**REQUIREMENTS**
Keep only those lines of the records that include the string "filio".

**EXTRACTED RECORDS**
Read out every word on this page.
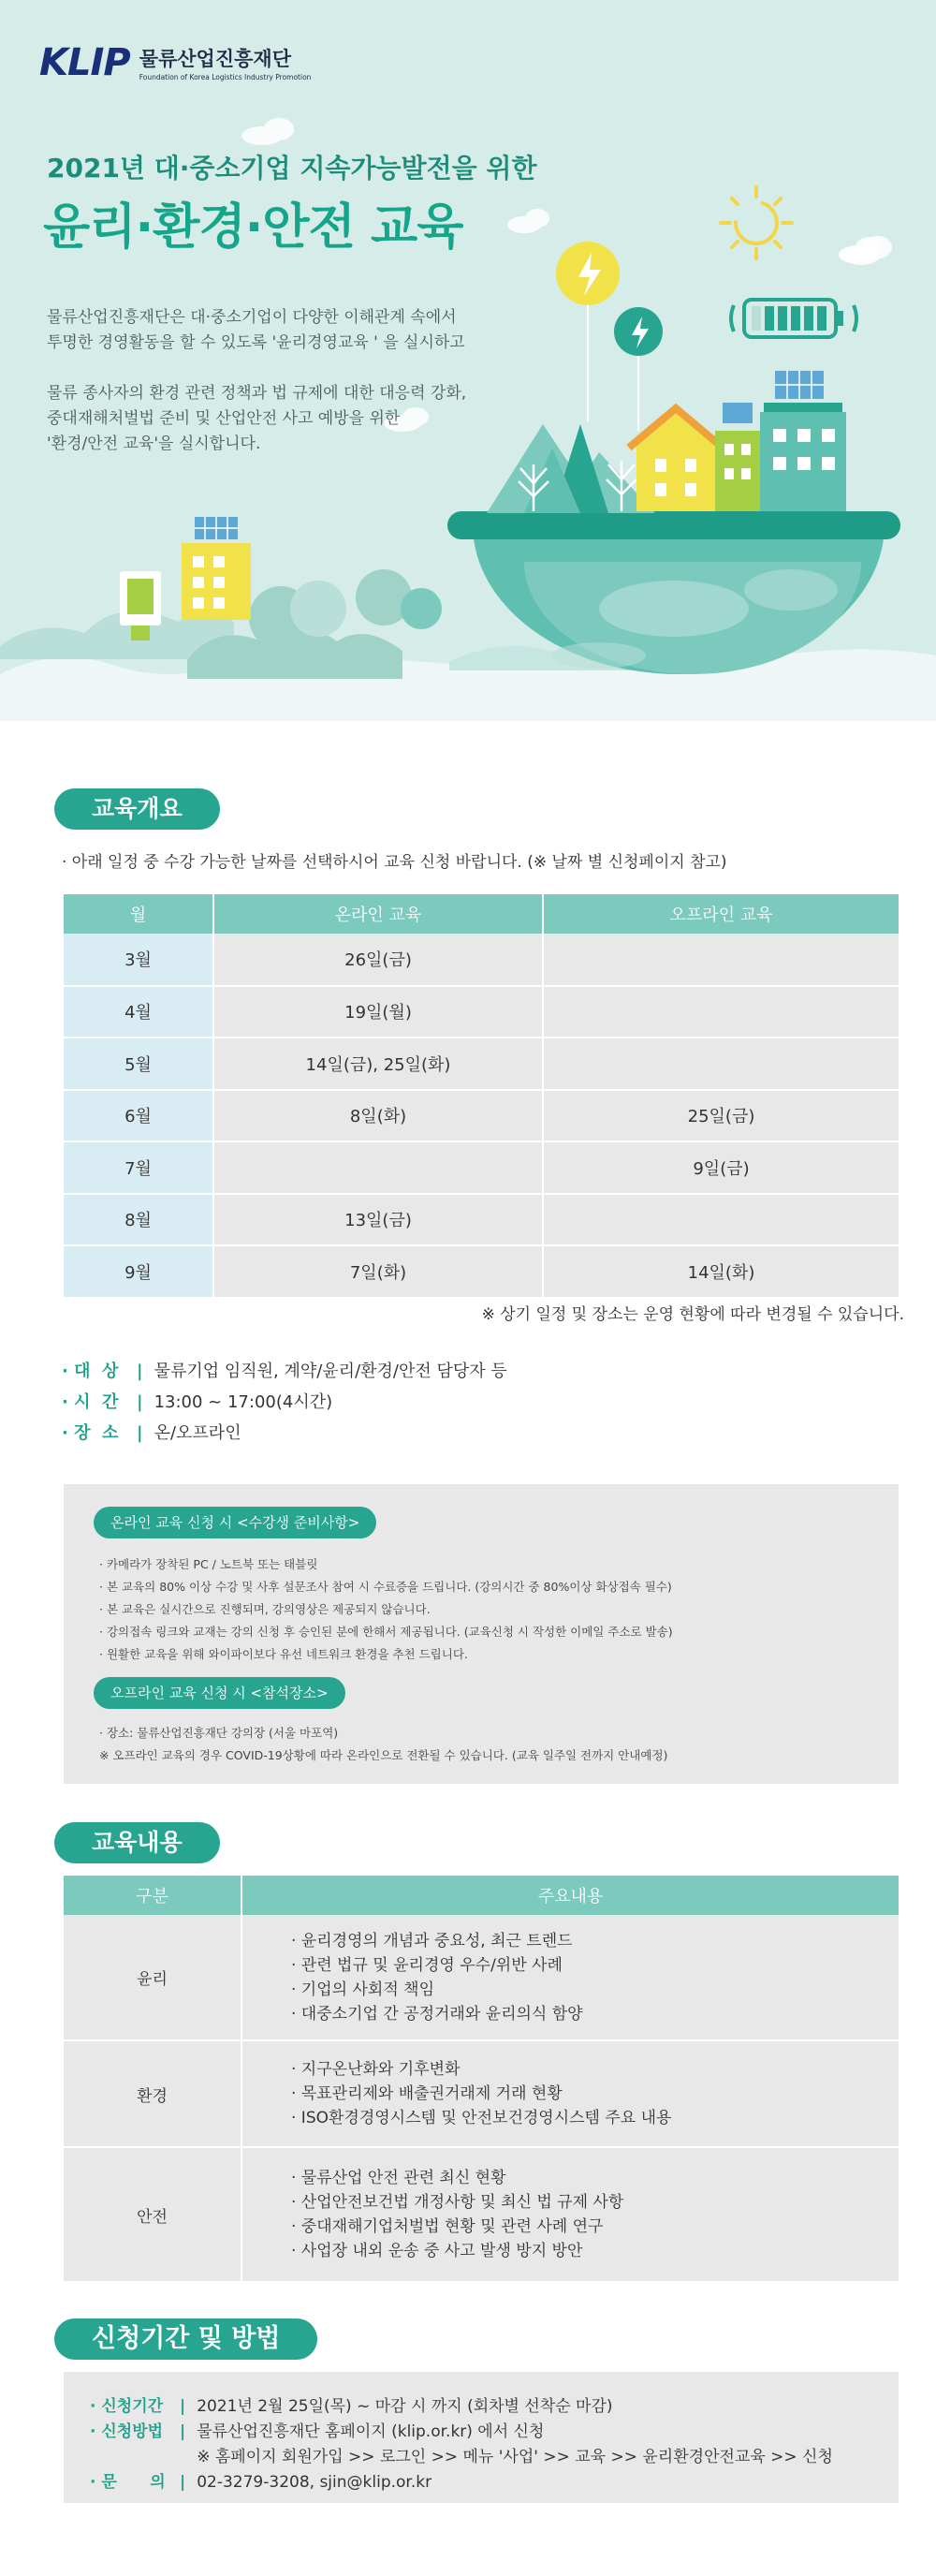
KLIP 물류산업진흥재단
Foundation of Korea Logistics Industry Promotion
2021년 대·중소기업 지속가능발전을 위한
윤리·환경·안전 교육

물류산업진흥재단은 대·중소기업이 다양한 이해관계 속에서
투명한 경영활동을 할 수 있도록 '윤리경영교육 ' 을 실시하고

물류 종사자의 환경 관련 정책과 법 규제에 대한 대응력 강화,
중대재해처벌법 준비 및 산업안전 사고 예방을 위한
'환경/안전 교육'을 실시합니다.

교육개요
· 아래 일정 중 수강 가능한 날짜를 선택하시어 교육 신청 바랍니다. (※ 날짜 별 신청페이지 참고)
월	온라인 교육	오프라인 교육
3월	26일(금)	
4월	19일(월)	
5월	14일(금), 25일(화)	
6월	8일(화)	25일(금)
7월		9일(금)
8월	13일(금)	
9월	7일(화)	14일(화)
※ 상기 일정 및 장소는 운영 현황에 따라 변경될 수 있습니다.
· 대  상	| 물류기업 임직원, 계약/윤리/환경/안전 담당자 등
· 시  간	| 13:00 ~ 17:00(4시간)
· 장  소	| 온/오프라인
온라인 교육 신청 시 <수강생 준비사항>
· 카메라가 장착된 PC / 노트북 또는 태블릿
· 본 교육의 80% 이상 수강 및 사후 설문조사 참여 시 수료증을 드립니다. (강의시간 중 80%이상 화상접속 필수)
· 본 교육은 실시간으로 진행되며, 강의영상은 제공되지 않습니다.
· 강의접속 링크와 교재는 강의 신청 후 승인된 분에 한해서 제공됩니다. (교육신청 시 작성한 이메일 주소로 발송)
· 원활한 교육을 위해 와이파이보다 유선 네트워크 환경을 추천 드립니다.
오프라인 교육 신청 시 <참석장소>
· 장소: 물류산업진흥재단 강의장 (서울 마포역)
※ 오프라인 교육의 경우 COVID-19상황에 따라 온라인으로 전환될 수 있습니다. (교육 일주일 전까지 안내예정)
교육내용
구분	주요내용
윤리	· 윤리경영의 개념과 중요성, 최근 트렌드
· 관련 법규 및 윤리경영 우수/위반 사례
· 기업의 사회적 책임
· 대중소기업 간 공정거래와 윤리의식 함양

환경	· 지구온난화와 기후변화
· 목표관리제와 배출권거래제 거래 현황
· ISO환경경영시스템 및 안전보건경영시스템 주요 내용

안전	· 물류산업 안전 관련 최신 현황
· 산업안전보건법 개정사항 및 최신 법 규제 사항
· 중대재해기업처벌법 현황 및 관련 사례 연구
· 사업장 내외 운송 중 사고 발생 방지 방안
신청기간 및 방법
· 신청기간	| 2021년 2월 25일(목) ~ 마감 시 까지 (회차별 선착순 마감)
· 신청방법	| 물류산업진흥재단 홈페이지 (klip.or.kr) 에서 신청
※ 홈페이지 회원가입 >> 로그인 >> 메뉴 '사업' >> 교육 >> 윤리환경안전교육 >> 신청
· 문      의 | 02-3279-3208, sjin@klip.or.kr
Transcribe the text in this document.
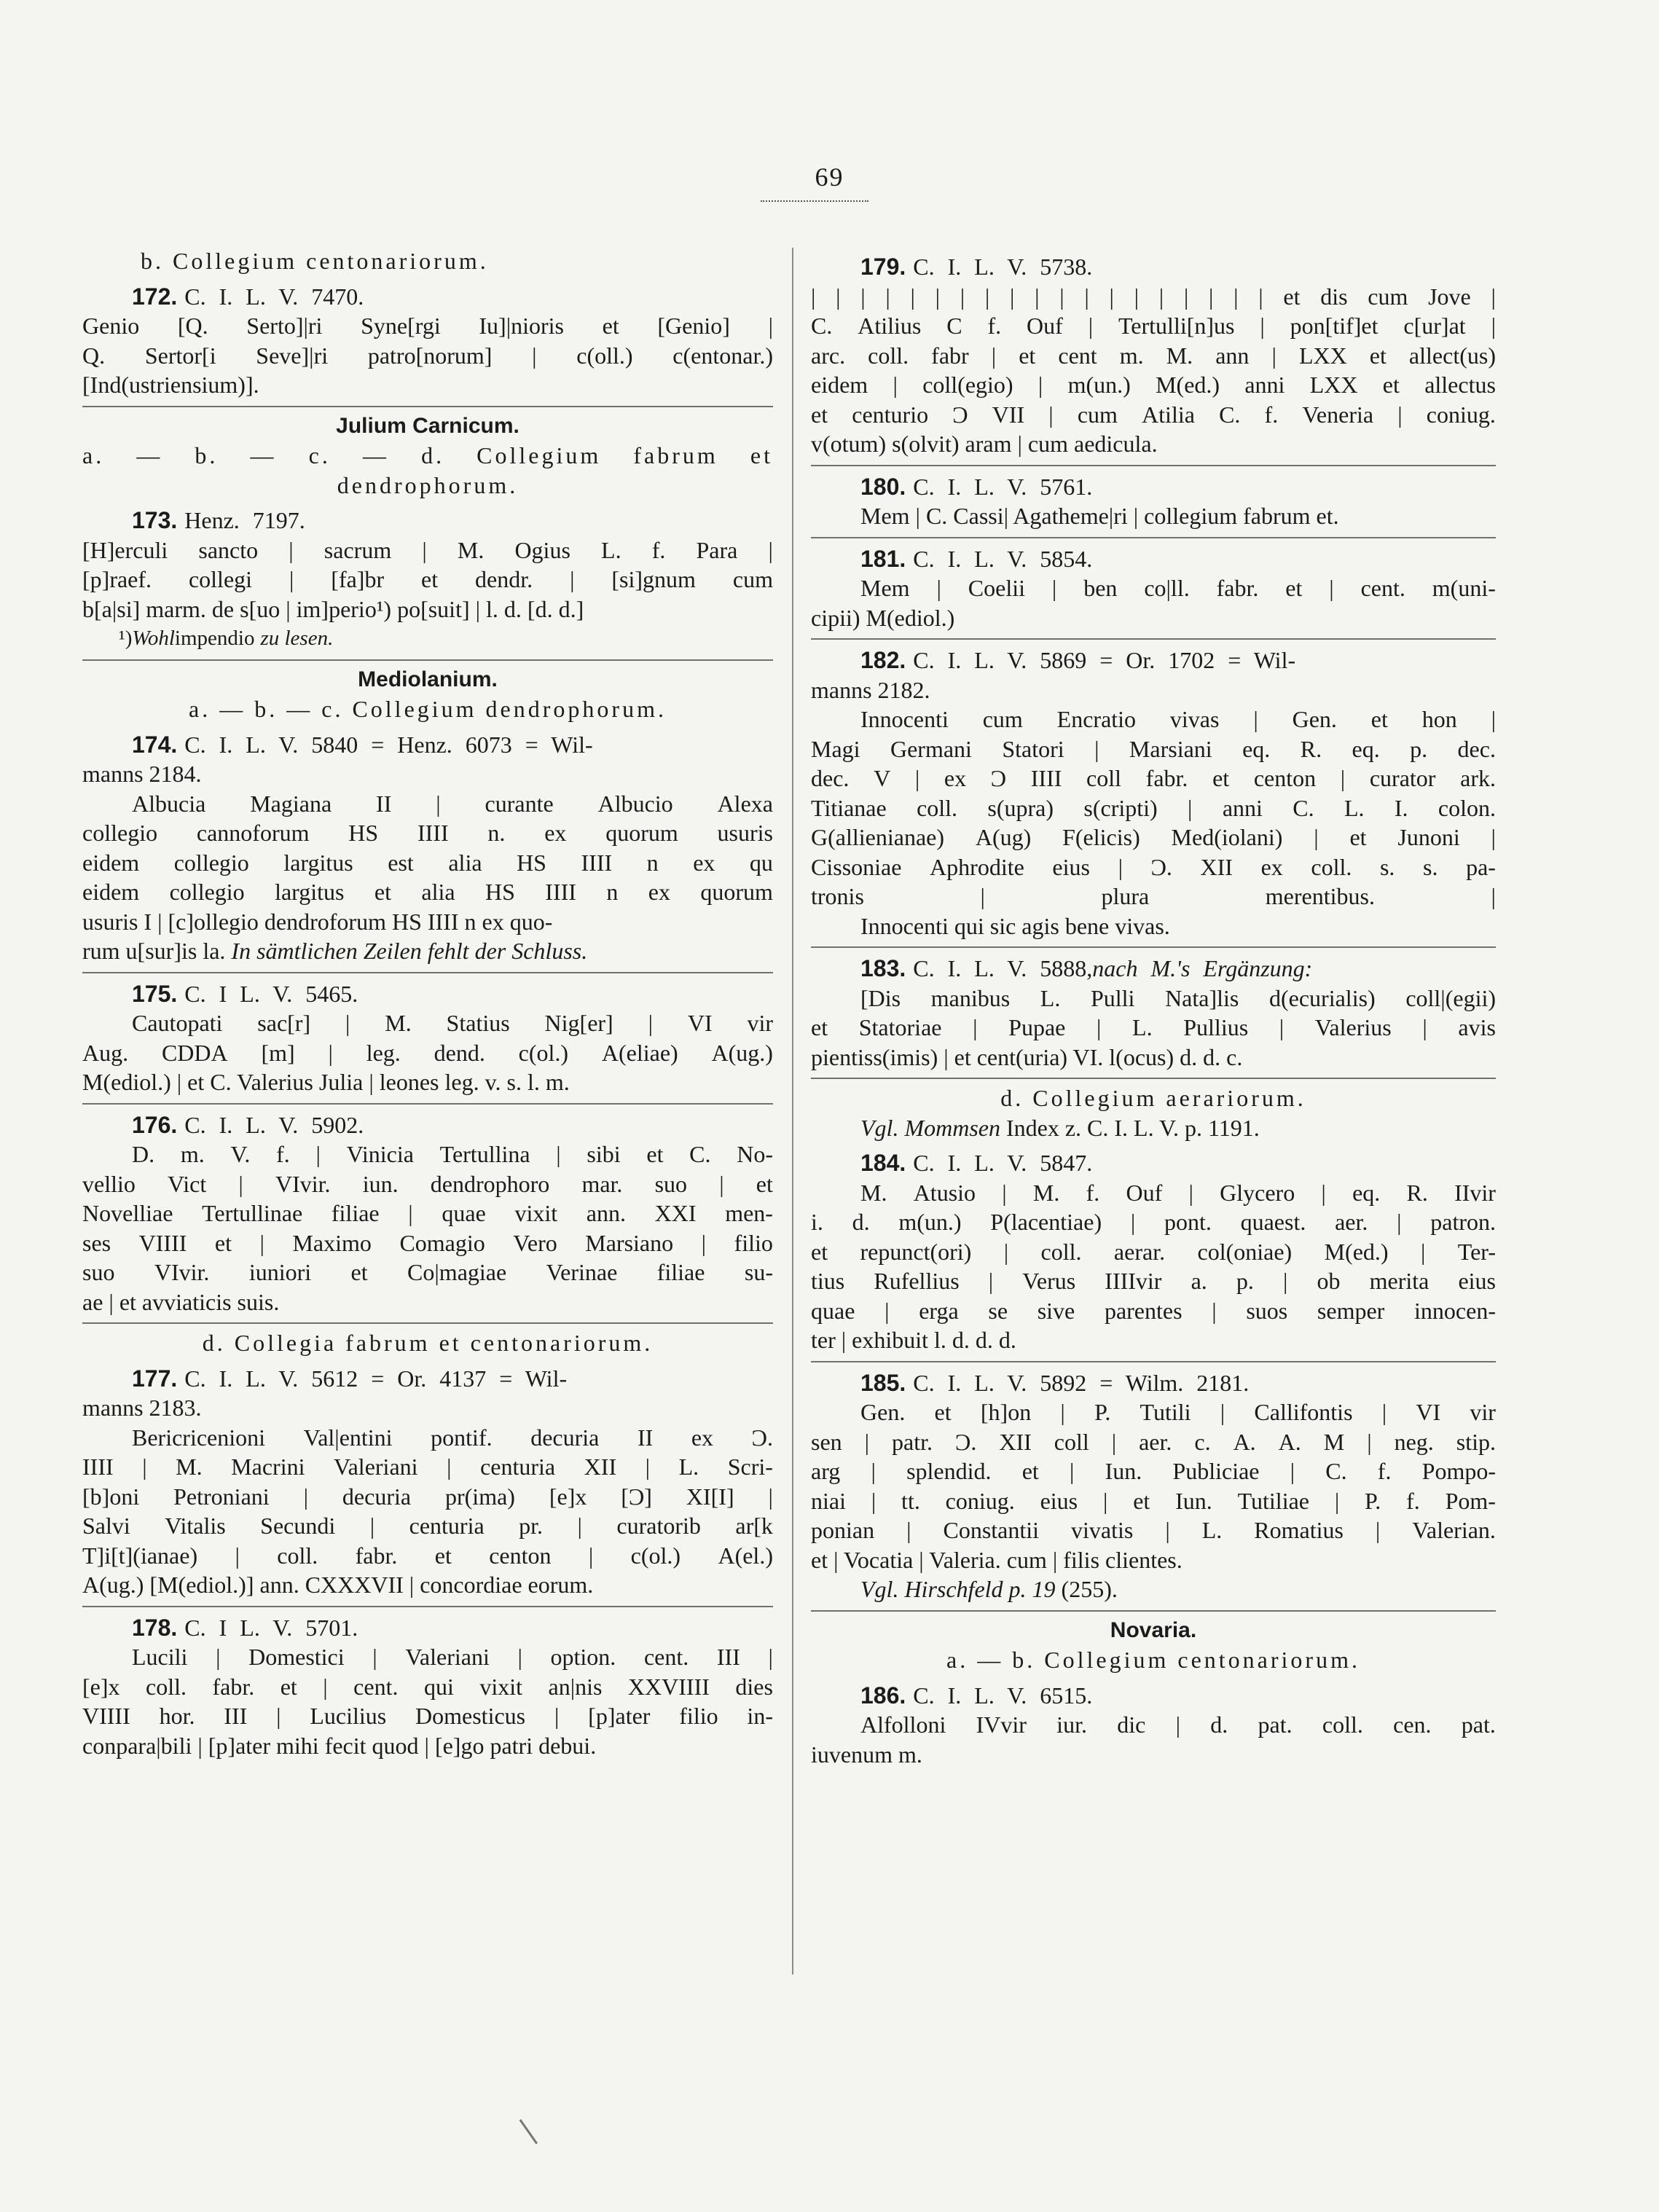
69
b. Collegium centonariorum.
172. C. I. L. V. 7470.
Genio [Q. Serto]|ri Syne[rgi Iu]|nioris et [Genio] |
Q. Sertor[i Seve]|ri patro[norum] | c(oll.) c(entonar.)
[Ind(ustriensium)].
Julium Carnicum.
a. — b. — c. — d. Collegium fabrum et
dendrophorum.
173. Henz. 7197.
[H]erculi sancto | sacrum | M. Ogius L. f. Para |
[p]raef. collegi | [fa]br et dendr. | [si]gnum cum
b[a|si] marm. de s[uo | im]perio¹) po[suit] | l. d. [d. d.]
¹) Wohl impendio zu lesen.
Mediolanium.
a. — b. — c. Collegium dendrophorum.
174. C. I. L. V. 5840 = Henz. 6073 = Wil-
manns 2184.
Albucia Magiana II | curante Albucio Alexa
collegio cannoforum HS IIII n. ex quorum usuris
eidem collegio largitus est alia HS IIII n ex qu
eidem collegio largitus et alia HS IIII n ex quorum
usuris I | [c]ollegio dendroforum HS IIII n ex quo-
rum u[sur]is la. In sämtlichen Zeilen fehlt der Schluss.
175. C. I L. V. 5465.
Cautopati sac[r] | M. Statius Nig[er] | VI vir
Aug. CDDA [m] | leg. dend. c(ol.) A(eliae) A(ug.)
M(ediol.) | et C. Valerius Julia | leones leg. v. s. l. m.
176. C. I. L. V. 5902.
D. m. V. f. | Vinicia Tertullina | sibi et C. No-
vellio Vict | VIvir. iun. dendrophoro mar. suo | et
Novelliae Tertullinae filiae | quae vixit ann. XXI men-
ses VIIII et | Maximo Comagio Vero Marsiano | filio
suo VIvir. iuniori et Co|magiae Verinae filiae su-
ae | et avviaticis suis.
d. Collegia fabrum et centonariorum.
177. C. I. L. V. 5612 = Or. 4137 = Wil-
manns 2183.
Bericricenioni Val|entini pontif. decuria II ex Ͻ.
IIII | M. Macrini Valeriani | centuria XII | L. Scri-
[b]oni Petroniani | decuria pr(ima) [e]x [Ͻ] XI[I] |
Salvi Vitalis Secundi | centuria pr. | curatorib ar[k
T]i[t](ianae) | coll. fabr. et centon | c(ol.) A(el.)
A(ug.) [M(ediol.)] ann. CXXXVII | concordiae eorum.
178. C. I L. V. 5701.
Lucili | Domestici | Valeriani | option. cent. III |
[e]x coll. fabr. et | cent. qui vixit an|nis XXVIIII dies
VIIII hor. III | Lucilius Domesticus | [p]ater filio in-
conpara|bili | [p]ater mihi fecit quod | [e]go patri debui.
179. C. I. L. V. 5738.
| | | | | | | | | | | | | | | | | | | et dis cum Jove |
C. Atilius C f. Ouf | Tertulli[n]us | pon[tif]et c[ur]at |
arc. coll. fabr | et cent m. M. ann | LXX et allect(us)
eidem | coll(egio) | m(un.) M(ed.) anni LXX et allectus
et centurio Ͻ VII | cum Atilia C. f. Veneria | coniug.
v(otum) s(olvit) aram | cum aedicula.
180. C. I. L. V. 5761.
Mem | C. Cassi| Agatheme|ri | collegium fabrum et.
181. C. I. L. V. 5854.
Mem | Coelii | ben co|ll. fabr. et | cent. m(uni-
cipii) M(ediol.)
182. C. I. L. V. 5869 = Or. 1702 = Wil-
manns 2182.
Innocenti cum Encratio vivas | Gen. et hon |
Magi Germani Statori | Marsiani eq. R. eq. p. dec.
dec. V | ex Ͻ IIII coll fabr. et centon | curator ark.
Titianae coll. s(upra) s(cripti) | anni C. L. I. colon.
G(allienianae) A(ug) F(elicis) Med(iolani) | et Junoni |
Cissoniae Aphrodite eius | Ͻ. XII ex coll. s. s. pa-
tronis	|	plura	merentibus.	|
Innocenti qui sic agis bene vivas.
183. C. I. L. V. 5888, nach M.'s Ergänzung:
[Dis manibus L. Pulli Nata]lis d(ecurialis) coll|(egii)
et Statoriae | Pupae | L. Pullius | Valerius | avis
pientiss(imis) | et cent(uria) VI. l(ocus) d. d. c.
d. Collegium aerariorum.
Vgl. Mommsen Index z. C. I. L. V. p. 1191.
184. C. I. L. V. 5847.
M. Atusio | M. f. Ouf | Glycero | eq. R. IIvir
i. d. m(un.) P(lacentiae) | pont. quaest. aer. | patron.
et repunct(ori) | coll. aerar. col(oniae) M(ed.) | Ter-
tius Rufellius | Verus IIIIvir a. p. | ob merita eius
quae | erga se sive parentes | suos semper innocen-
ter | exhibuit l. d. d. d.
185. C. I. L. V. 5892 = Wilm. 2181.
Gen. et [h]on | P. Tutili | Callifontis | VI vir
sen | patr. Ͻ. XII coll | aer. c. A. A. M | neg. stip.
arg | splendid. et | Iun. Publiciae | C. f. Pompo-
niai | tt. coniug. eius | et Iun. Tutiliae | P. f. Pom-
ponian | Constantii vivatis | L. Romatius | Valerian.
et | Vocatia | Valeria. cum | filis clientes.
Vgl. Hirschfeld p. 19 (255).
Novaria.
a. — b. Collegium centonariorum.
186. C. I. L. V. 6515.
Alfolloni IVvir iur. dic | d. pat. coll. cen. pat.
iuvenum m.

**ANSWER TO THE TASK**
ses VIIII et | Maximo Comagio Vero Marsiano | filio
VIIII hor. III | Lucilius Domesticus | [p]ater filio in-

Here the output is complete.